(Source records)
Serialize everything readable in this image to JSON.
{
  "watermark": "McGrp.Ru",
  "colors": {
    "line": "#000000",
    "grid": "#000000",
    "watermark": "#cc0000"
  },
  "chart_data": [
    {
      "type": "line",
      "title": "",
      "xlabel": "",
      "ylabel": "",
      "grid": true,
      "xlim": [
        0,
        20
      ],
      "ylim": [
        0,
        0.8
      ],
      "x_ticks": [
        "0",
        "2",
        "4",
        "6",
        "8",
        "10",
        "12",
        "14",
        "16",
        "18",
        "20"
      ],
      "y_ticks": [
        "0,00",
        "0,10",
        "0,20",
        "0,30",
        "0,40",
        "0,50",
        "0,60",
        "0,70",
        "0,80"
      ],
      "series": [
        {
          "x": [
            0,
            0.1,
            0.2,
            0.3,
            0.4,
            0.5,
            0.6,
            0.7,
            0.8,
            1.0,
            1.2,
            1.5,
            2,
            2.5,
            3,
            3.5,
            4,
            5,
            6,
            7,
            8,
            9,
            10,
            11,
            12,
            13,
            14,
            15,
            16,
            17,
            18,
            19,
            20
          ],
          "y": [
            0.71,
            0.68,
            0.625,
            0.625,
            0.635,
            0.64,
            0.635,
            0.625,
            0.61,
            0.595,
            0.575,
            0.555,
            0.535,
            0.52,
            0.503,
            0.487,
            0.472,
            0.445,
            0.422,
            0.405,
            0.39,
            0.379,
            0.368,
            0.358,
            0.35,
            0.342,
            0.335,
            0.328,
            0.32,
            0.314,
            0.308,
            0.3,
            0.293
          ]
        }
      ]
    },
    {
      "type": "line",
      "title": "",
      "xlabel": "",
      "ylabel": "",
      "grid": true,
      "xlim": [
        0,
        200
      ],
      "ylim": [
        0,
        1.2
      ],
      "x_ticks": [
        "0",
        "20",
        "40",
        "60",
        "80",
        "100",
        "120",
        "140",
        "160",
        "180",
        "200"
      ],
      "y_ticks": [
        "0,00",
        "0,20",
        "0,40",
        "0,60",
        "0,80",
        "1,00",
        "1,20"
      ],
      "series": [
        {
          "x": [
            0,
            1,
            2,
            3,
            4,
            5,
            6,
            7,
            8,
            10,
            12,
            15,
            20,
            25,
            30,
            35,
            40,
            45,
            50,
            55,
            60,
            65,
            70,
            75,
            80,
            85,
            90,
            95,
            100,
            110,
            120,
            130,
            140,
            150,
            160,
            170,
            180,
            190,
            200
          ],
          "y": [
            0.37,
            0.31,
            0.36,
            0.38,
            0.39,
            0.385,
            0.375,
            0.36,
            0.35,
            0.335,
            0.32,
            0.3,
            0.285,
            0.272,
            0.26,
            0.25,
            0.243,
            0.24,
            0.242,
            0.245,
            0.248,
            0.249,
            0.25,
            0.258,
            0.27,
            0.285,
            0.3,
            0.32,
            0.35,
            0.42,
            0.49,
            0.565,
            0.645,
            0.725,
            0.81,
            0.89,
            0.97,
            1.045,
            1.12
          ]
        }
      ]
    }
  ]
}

What you should do:
Repeat the material above in full, quoting it exactly.

Output below:
Serialize everything readable in this image to JSON.
{
  "watermark": "McGrp.Ru",
  "colors": {
    "line": "#000000",
    "grid": "#000000",
    "watermark": "#cc0000"
  },
  "chart_data": [
    {
      "type": "line",
      "title": "",
      "xlabel": "",
      "ylabel": "",
      "grid": true,
      "xlim": [
        0,
        20
      ],
      "ylim": [
        0,
        0.8
      ],
      "x_ticks": [
        "0",
        "2",
        "4",
        "6",
        "8",
        "10",
        "12",
        "14",
        "16",
        "18",
        "20"
      ],
      "y_ticks": [
        "0,00",
        "0,10",
        "0,20",
        "0,30",
        "0,40",
        "0,50",
        "0,60",
        "0,70",
        "0,80"
      ],
      "series": [
        {
          "x": [
            0,
            0.1,
            0.2,
            0.3,
            0.4,
            0.5,
            0.6,
            0.7,
            0.8,
            1.0,
            1.2,
            1.5,
            2,
            2.5,
            3,
            3.5,
            4,
            5,
            6,
            7,
            8,
            9,
            10,
            11,
            12,
            13,
            14,
            15,
            16,
            17,
            18,
            19,
            20
          ],
          "y": [
            0.71,
            0.68,
            0.625,
            0.625,
            0.635,
            0.64,
            0.635,
            0.625,
            0.61,
            0.595,
            0.575,
            0.555,
            0.535,
            0.52,
            0.503,
            0.487,
            0.472,
            0.445,
            0.422,
            0.405,
            0.39,
            0.379,
            0.368,
            0.358,
            0.35,
            0.342,
            0.335,
            0.328,
            0.32,
            0.314,
            0.308,
            0.3,
            0.293
          ]
        }
      ]
    },
    {
      "type": "line",
      "title": "",
      "xlabel": "",
      "ylabel": "",
      "grid": true,
      "xlim": [
        0,
        200
      ],
      "ylim": [
        0,
        1.2
      ],
      "x_ticks": [
        "0",
        "20",
        "40",
        "60",
        "80",
        "100",
        "120",
        "140",
        "160",
        "180",
        "200"
      ],
      "y_ticks": [
        "0,00",
        "0,20",
        "0,40",
        "0,60",
        "0,80",
        "1,00",
        "1,20"
      ],
      "series": [
        {
          "x": [
            0,
            1,
            2,
            3,
            4,
            5,
            6,
            7,
            8,
            10,
            12,
            15,
            20,
            25,
            30,
            35,
            40,
            45,
            50,
            55,
            60,
            65,
            70,
            75,
            80,
            85,
            90,
            95,
            100,
            110,
            120,
            130,
            140,
            150,
            160,
            170,
            180,
            190,
            200
          ],
          "y": [
            0.37,
            0.31,
            0.36,
            0.38,
            0.39,
            0.385,
            0.375,
            0.36,
            0.35,
            0.335,
            0.32,
            0.3,
            0.285,
            0.272,
            0.26,
            0.25,
            0.243,
            0.24,
            0.242,
            0.245,
            0.248,
            0.249,
            0.25,
            0.258,
            0.27,
            0.285,
            0.3,
            0.32,
            0.35,
            0.42,
            0.49,
            0.565,
            0.645,
            0.725,
            0.81,
            0.89,
            0.97,
            1.045,
            1.12
          ]
        }
      ]
    }
  ]
}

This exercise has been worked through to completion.